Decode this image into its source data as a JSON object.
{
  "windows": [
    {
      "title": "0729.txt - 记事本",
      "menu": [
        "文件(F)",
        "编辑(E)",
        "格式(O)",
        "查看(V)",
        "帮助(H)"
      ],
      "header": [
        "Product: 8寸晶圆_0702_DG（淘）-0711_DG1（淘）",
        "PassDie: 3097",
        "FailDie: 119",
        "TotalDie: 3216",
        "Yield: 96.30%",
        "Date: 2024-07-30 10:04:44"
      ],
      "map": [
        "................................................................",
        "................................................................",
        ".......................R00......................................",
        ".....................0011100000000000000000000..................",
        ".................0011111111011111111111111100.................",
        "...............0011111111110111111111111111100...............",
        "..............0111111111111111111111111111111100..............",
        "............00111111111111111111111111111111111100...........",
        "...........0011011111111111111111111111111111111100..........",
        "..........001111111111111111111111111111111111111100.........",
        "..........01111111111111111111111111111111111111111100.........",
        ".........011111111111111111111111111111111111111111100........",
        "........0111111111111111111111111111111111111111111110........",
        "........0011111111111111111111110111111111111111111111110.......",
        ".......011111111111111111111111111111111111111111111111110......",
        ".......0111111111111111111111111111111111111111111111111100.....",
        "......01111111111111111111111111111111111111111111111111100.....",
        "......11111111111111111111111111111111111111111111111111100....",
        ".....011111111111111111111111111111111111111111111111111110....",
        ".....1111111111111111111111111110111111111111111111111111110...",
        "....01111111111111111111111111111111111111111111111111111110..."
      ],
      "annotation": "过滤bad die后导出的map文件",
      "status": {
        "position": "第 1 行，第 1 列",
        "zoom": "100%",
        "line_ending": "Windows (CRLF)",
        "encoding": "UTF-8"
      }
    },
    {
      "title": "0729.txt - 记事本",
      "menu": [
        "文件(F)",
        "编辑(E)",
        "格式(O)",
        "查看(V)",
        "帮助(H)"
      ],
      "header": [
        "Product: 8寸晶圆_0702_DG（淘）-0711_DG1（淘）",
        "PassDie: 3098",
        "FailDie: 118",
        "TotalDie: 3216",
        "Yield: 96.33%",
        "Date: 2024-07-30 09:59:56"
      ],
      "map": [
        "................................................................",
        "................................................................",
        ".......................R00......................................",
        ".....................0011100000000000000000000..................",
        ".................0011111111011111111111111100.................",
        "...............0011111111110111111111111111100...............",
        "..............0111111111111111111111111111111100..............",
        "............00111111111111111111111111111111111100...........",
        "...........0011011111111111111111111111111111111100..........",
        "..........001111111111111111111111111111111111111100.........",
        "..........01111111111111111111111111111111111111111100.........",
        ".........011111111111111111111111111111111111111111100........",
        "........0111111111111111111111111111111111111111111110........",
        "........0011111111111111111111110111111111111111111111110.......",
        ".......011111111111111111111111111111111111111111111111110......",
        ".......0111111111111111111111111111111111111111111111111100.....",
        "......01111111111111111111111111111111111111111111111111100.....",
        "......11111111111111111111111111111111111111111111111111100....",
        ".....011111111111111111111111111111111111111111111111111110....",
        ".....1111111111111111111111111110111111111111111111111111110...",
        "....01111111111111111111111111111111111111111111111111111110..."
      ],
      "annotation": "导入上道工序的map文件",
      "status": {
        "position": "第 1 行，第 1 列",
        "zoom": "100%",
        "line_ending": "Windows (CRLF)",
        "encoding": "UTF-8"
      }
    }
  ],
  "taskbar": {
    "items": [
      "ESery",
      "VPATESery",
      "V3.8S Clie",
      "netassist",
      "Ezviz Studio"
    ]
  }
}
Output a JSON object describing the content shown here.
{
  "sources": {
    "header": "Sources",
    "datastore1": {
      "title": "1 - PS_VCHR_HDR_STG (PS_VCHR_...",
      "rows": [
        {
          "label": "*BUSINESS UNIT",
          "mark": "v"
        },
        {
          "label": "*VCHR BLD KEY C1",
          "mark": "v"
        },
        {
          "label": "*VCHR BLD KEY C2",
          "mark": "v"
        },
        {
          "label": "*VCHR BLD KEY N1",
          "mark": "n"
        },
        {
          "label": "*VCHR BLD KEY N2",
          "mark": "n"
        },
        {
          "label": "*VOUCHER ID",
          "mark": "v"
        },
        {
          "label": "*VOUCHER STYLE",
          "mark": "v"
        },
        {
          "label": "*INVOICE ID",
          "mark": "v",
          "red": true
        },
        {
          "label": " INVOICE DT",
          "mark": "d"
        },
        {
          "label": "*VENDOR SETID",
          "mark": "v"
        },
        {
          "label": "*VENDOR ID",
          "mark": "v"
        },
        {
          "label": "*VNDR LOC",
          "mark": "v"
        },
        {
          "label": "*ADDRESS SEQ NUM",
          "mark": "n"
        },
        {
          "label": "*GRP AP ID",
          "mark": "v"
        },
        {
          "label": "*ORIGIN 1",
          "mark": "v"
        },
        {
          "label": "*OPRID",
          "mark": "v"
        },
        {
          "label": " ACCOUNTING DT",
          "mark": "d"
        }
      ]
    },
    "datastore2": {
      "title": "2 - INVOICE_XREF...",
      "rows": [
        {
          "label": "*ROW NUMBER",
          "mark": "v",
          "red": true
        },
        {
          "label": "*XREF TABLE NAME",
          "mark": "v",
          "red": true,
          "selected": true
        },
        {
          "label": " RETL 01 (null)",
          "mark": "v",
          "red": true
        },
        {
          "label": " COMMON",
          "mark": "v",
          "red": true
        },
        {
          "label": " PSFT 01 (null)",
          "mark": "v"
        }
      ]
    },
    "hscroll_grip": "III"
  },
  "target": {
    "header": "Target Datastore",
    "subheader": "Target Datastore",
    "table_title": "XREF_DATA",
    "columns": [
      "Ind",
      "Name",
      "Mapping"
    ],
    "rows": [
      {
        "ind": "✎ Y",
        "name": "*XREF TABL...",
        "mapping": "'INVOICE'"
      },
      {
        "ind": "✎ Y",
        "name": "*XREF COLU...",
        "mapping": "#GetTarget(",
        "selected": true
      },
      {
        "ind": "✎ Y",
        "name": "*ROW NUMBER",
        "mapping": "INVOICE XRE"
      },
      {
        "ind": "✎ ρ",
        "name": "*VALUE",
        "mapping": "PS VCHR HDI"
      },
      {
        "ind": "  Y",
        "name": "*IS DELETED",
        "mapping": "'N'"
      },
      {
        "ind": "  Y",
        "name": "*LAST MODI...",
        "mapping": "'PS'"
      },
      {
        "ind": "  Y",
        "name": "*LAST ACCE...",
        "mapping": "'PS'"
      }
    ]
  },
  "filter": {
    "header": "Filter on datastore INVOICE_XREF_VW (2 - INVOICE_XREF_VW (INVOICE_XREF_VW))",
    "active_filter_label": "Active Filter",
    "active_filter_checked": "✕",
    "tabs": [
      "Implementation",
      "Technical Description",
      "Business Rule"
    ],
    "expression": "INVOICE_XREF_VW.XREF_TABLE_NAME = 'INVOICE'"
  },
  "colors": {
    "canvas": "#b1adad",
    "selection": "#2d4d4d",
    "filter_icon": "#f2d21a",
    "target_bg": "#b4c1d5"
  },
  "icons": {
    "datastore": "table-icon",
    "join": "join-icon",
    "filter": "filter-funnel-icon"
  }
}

WORK TO BE COMPLETED
Please set down each line of the records exactly as given.

RESULT OF THE TASK
Decode this image into its source data as a JSON object.
{
  "windows": [
    {
      "title": "0729.txt - 记事本",
      "menu": [
        "文件(F)",
        "编辑(E)",
        "格式(O)",
        "查看(V)",
        "帮助(H)"
      ],
      "header": [
        "Product: 8寸晶圆_0702_DG（淘）-0711_DG1（淘）",
        "PassDie: 3097",
        "FailDie: 119",
        "TotalDie: 3216",
        "Yield: 96.30%",
        "Date: 2024-07-30 10:04:44"
      ],
      "map": [
        "................................................................",
        "................................................................",
        ".......................R00......................................",
        ".....................0011100000000000000000000..................",
        ".................0011111111011111111111111100.................",
        "...............0011111111110111111111111111100...............",
        "..............0111111111111111111111111111111100..............",
        "............00111111111111111111111111111111111100...........",
        "...........0011011111111111111111111111111111111100..........",
        "..........001111111111111111111111111111111111111100.........",
        "..........01111111111111111111111111111111111111111100.........",
        ".........011111111111111111111111111111111111111111100........",
        "........0111111111111111111111111111111111111111111110........",
        "........0011111111111111111111110111111111111111111111110.......",
        ".......011111111111111111111111111111111111111111111111110......",
        ".......0111111111111111111111111111111111111111111111111100.....",
        "......01111111111111111111111111111111111111111111111111100.....",
        "......11111111111111111111111111111111111111111111111111100....",
        ".....011111111111111111111111111111111111111111111111111110....",
        ".....1111111111111111111111111110111111111111111111111111110...",
        "....01111111111111111111111111111111111111111111111111111110..."
      ],
      "annotation": "过滤bad die后导出的map文件",
      "status": {
        "position": "第 1 行，第 1 列",
        "zoom": "100%",
        "line_ending": "Windows (CRLF)",
        "encoding": "UTF-8"
      }
    },
    {
      "title": "0729.txt - 记事本",
      "menu": [
        "文件(F)",
        "编辑(E)",
        "格式(O)",
        "查看(V)",
        "帮助(H)"
      ],
      "header": [
        "Product: 8寸晶圆_0702_DG（淘）-0711_DG1（淘）",
        "PassDie: 3098",
        "FailDie: 118",
        "TotalDie: 3216",
        "Yield: 96.33%",
        "Date: 2024-07-30 09:59:56"
      ],
      "map": [
        "................................................................",
        "................................................................",
        ".......................R00......................................",
        ".....................0011100000000000000000000..................",
        ".................0011111111011111111111111100.................",
        "...............0011111111110111111111111111100...............",
        "..............0111111111111111111111111111111100..............",
        "............00111111111111111111111111111111111100...........",
        "...........0011011111111111111111111111111111111100..........",
        "..........001111111111111111111111111111111111111100.........",
        "..........01111111111111111111111111111111111111111100.........",
        ".........011111111111111111111111111111111111111111100........",
        "........0111111111111111111111111111111111111111111110........",
        "........0011111111111111111111110111111111111111111111110.......",
        ".......011111111111111111111111111111111111111111111111110......",
        ".......0111111111111111111111111111111111111111111111111100.....",
        "......01111111111111111111111111111111111111111111111111100.....",
        "......11111111111111111111111111111111111111111111111111100....",
        ".....011111111111111111111111111111111111111111111111111110....",
        ".....1111111111111111111111111110111111111111111111111111110...",
        "....01111111111111111111111111111111111111111111111111111110..."
      ],
      "annotation": "导入上道工序的map文件",
      "status": {
        "position": "第 1 行，第 1 列",
        "zoom": "100%",
        "line_ending": "Windows (CRLF)",
        "encoding": "UTF-8"
      }
    }
  ],
  "taskbar": {
    "items": [
      "ESery",
      "VPATESery",
      "V3.8S Clie",
      "netassist",
      "Ezviz Studio"
    ]
  }
}
Output a JSON object describing the content shown here.
{
  "sources": {
    "header": "Sources",
    "datastore1": {
      "title": "1 - PS_VCHR_HDR_STG (PS_VCHR_...",
      "rows": [
        {
          "label": "*BUSINESS UNIT",
          "mark": "v"
        },
        {
          "label": "*VCHR BLD KEY C1",
          "mark": "v"
        },
        {
          "label": "*VCHR BLD KEY C2",
          "mark": "v"
        },
        {
          "label": "*VCHR BLD KEY N1",
          "mark": "n"
        },
        {
          "label": "*VCHR BLD KEY N2",
          "mark": "n"
        },
        {
          "label": "*VOUCHER ID",
          "mark": "v"
        },
        {
          "label": "*VOUCHER STYLE",
          "mark": "v"
        },
        {
          "label": "*INVOICE ID",
          "mark": "v",
          "red": true
        },
        {
          "label": " INVOICE DT",
          "mark": "d"
        },
        {
          "label": "*VENDOR SETID",
          "mark": "v"
        },
        {
          "label": "*VENDOR ID",
          "mark": "v"
        },
        {
          "label": "*VNDR LOC",
          "mark": "v"
        },
        {
          "label": "*ADDRESS SEQ NUM",
          "mark": "n"
        },
        {
          "label": "*GRP AP ID",
          "mark": "v"
        },
        {
          "label": "*ORIGIN 1",
          "mark": "v"
        },
        {
          "label": "*OPRID",
          "mark": "v"
        },
        {
          "label": " ACCOUNTING DT",
          "mark": "d"
        }
      ]
    },
    "datastore2": {
      "title": "2 - INVOICE_XREF...",
      "rows": [
        {
          "label": "*ROW NUMBER",
          "mark": "v",
          "red": true
        },
        {
          "label": "*XREF TABLE NAME",
          "mark": "v",
          "red": true,
          "selected": true
        },
        {
          "label": " RETL 01 (null)",
          "mark": "v",
          "red": true
        },
        {
          "label": " COMMON",
          "mark": "v",
          "red": true
        },
        {
          "label": " PSFT 01 (null)",
          "mark": "v"
        }
      ]
    },
    "hscroll_grip": "III"
  },
  "target": {
    "header": "Target Datastore",
    "subheader": "Target Datastore",
    "table_title": "XREF_DATA",
    "columns": [
      "Ind",
      "Name",
      "Mapping"
    ],
    "rows": [
      {
        "ind": "✎ Y",
        "name": "*XREF TABL...",
        "mapping": "'INVOICE'"
      },
      {
        "ind": "✎ Y",
        "name": "*XREF COLU...",
        "mapping": "#GetTarget(",
        "selected": true
      },
      {
        "ind": "✎ Y",
        "name": "*ROW NUMBER",
        "mapping": "INVOICE XRE"
      },
      {
        "ind": "✎ ρ",
        "name": "*VALUE",
        "mapping": "PS VCHR HDI"
      },
      {
        "ind": "  Y",
        "name": "*IS DELETED",
        "mapping": "'N'"
      },
      {
        "ind": "  Y",
        "name": "*LAST MODI...",
        "mapping": "'PS'"
      },
      {
        "ind": "  Y",
        "name": "*LAST ACCE...",
        "mapping": "'PS'"
      }
    ]
  },
  "filter": {
    "header": "Filter on datastore INVOICE_XREF_VW (2 - INVOICE_XREF_VW (INVOICE_XREF_VW))",
    "active_filter_label": "Active Filter",
    "active_filter_checked": "✕",
    "tabs": [
      "Implementation",
      "Technical Description",
      "Business Rule"
    ],
    "expression": "INVOICE_XREF_VW.XREF_TABLE_NAME = 'INVOICE'"
  },
  "colors": {
    "canvas": "#b1adad",
    "selection": "#2d4d4d",
    "filter_icon": "#f2d21a",
    "target_bg": "#b4c1d5"
  },
  "icons": {
    "datastore": "table-icon",
    "join": "join-icon",
    "filter": "filter-funnel-icon"
  }
}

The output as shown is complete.